#### TEXT TO READ ####

Last Wednesday, the cops who killed Breonna Taylor got away with murder. 

It’s not lost on me that the announcement that only one cop would be charged — with “wanton endangerment” for shooting into neighbors’ apartments and not Taylor herself  — came out on the 65th anniversary of the day Emmett Till’s murderers were declared not guilty. I saw the posts on social media, with the photos of Till and Taylor held up together to remind Black Americans that nothing has changed. Sixty-five years and Black Americans still have our lives taken from us while our murderers live out theirs. In this country, Black lives don’t matter; not to the health care system and certainly not to policing bodies across the nation.

But certainly, Black deaths do. 

In the age of social media and the Internet at large, visuals of Black people both dead and dying seem to be readily available. A quick Google search of the video of George Floyd’s murder warrants upward of 8.3 million results, 8.3 million ways to watch a man die a horrific death over a “counterfeit” $20 bill. The worst part? Floyd isn’t the first Black victim of police brutality to have his final moments filmed and broadcasted for the world to see. One of the first instances of police brutality to ever be caught on camera caused enough outrage to spark the 1992 Los Angeles Uprising, and the victim, Rodney King, survived.

The ones who would follow wouldn’t be so lucky. In 2014, we watched Eric Garner die in a chokehold on Staten Island, N.Y. Two years later, it was Alton Sterling being shot point-blank in Baton Rouge, La. and Philando Castile in St. Paul, Minn.

#### PROVIDED MATERIAL ####

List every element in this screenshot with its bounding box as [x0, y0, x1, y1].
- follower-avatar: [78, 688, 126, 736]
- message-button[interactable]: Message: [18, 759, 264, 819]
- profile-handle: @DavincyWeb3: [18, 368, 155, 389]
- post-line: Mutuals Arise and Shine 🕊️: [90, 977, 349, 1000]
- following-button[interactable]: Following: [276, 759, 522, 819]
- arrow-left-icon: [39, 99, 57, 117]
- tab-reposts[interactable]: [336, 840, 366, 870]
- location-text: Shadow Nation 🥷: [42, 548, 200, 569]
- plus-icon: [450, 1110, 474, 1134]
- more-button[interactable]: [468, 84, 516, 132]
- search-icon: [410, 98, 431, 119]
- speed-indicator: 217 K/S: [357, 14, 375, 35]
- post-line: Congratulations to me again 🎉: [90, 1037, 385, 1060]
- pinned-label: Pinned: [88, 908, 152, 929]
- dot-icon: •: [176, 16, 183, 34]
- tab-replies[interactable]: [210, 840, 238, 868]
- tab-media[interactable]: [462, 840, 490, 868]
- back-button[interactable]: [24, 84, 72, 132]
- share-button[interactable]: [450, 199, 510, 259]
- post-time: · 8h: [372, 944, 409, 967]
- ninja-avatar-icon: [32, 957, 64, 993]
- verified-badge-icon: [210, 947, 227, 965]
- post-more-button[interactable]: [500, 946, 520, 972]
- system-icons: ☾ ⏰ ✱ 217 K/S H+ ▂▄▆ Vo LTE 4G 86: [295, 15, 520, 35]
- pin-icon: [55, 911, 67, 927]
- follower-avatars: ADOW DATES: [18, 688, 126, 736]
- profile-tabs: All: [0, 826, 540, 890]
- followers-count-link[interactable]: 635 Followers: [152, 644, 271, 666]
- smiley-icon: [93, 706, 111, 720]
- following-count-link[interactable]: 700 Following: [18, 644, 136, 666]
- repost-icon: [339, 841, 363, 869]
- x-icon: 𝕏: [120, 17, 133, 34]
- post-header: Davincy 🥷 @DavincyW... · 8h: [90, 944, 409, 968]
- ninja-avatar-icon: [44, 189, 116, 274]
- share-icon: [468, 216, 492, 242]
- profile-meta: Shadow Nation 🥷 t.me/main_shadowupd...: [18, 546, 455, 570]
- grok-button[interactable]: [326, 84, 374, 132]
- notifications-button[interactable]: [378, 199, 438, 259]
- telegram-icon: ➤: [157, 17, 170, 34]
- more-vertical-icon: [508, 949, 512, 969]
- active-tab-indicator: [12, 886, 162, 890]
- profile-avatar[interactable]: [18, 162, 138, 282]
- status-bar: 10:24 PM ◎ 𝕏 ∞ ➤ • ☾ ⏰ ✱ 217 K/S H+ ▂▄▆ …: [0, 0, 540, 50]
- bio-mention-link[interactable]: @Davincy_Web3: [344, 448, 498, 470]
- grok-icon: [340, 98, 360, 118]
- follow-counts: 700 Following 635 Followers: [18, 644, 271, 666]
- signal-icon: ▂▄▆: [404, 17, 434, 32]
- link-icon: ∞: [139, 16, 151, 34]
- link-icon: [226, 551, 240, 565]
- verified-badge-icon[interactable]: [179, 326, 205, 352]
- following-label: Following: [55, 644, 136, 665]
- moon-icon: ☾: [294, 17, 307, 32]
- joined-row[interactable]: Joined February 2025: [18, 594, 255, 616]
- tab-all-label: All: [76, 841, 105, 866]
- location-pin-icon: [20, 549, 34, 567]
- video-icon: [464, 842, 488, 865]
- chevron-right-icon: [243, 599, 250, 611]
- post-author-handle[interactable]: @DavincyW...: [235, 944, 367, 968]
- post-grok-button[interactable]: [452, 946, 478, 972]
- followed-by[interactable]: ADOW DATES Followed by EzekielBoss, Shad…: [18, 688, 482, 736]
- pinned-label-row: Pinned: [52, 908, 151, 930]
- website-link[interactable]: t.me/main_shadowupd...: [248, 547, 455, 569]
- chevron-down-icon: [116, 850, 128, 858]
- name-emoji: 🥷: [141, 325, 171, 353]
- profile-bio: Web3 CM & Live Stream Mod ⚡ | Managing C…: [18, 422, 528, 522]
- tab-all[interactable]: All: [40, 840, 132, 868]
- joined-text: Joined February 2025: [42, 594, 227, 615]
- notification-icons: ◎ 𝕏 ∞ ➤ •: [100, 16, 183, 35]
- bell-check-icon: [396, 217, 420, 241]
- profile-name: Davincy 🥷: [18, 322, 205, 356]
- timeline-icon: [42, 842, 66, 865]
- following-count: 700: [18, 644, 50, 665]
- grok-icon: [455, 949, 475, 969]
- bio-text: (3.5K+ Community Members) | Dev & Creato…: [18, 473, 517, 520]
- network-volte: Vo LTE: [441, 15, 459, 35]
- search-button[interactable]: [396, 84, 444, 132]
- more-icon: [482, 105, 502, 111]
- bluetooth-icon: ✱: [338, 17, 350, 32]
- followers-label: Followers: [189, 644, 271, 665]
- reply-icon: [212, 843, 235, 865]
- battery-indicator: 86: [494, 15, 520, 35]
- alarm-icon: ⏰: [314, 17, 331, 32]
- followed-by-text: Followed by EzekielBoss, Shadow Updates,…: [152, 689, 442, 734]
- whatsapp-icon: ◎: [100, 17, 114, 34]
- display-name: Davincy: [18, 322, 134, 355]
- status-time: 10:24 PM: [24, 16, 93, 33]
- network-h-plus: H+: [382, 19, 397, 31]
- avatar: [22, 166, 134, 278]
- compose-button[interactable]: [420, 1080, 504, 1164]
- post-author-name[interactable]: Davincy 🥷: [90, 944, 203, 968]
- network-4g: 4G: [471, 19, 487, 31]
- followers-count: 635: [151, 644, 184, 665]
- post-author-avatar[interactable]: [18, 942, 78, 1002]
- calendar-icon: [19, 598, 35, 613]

####

• EXERCISE PROMPT:
Copy word for word the part of the essay on police killings from "In the age of" to "Rodney King, survived.". The material was taken from a source separate from the essay on police killings.

• THE RESPONSE:
In the age of social media and the Internet at large, visuals of Black people both dead and dying seem to be readily available. A quick Google search of the video of George Floyd’s murder warrants upward of 8.3 million results, 8.3 million ways to watch a man die a horrific death over a “counterfeit” $20 bill. The worst part? Floyd isn’t the first Black victim of police brutality to have his final moments filmed and broadcasted for the world to see. One of the first instances of police brutality to ever be caught on camera caused enough outrage to spark the 1992 Los Angeles Uprising, and the victim, Rodney King, survived.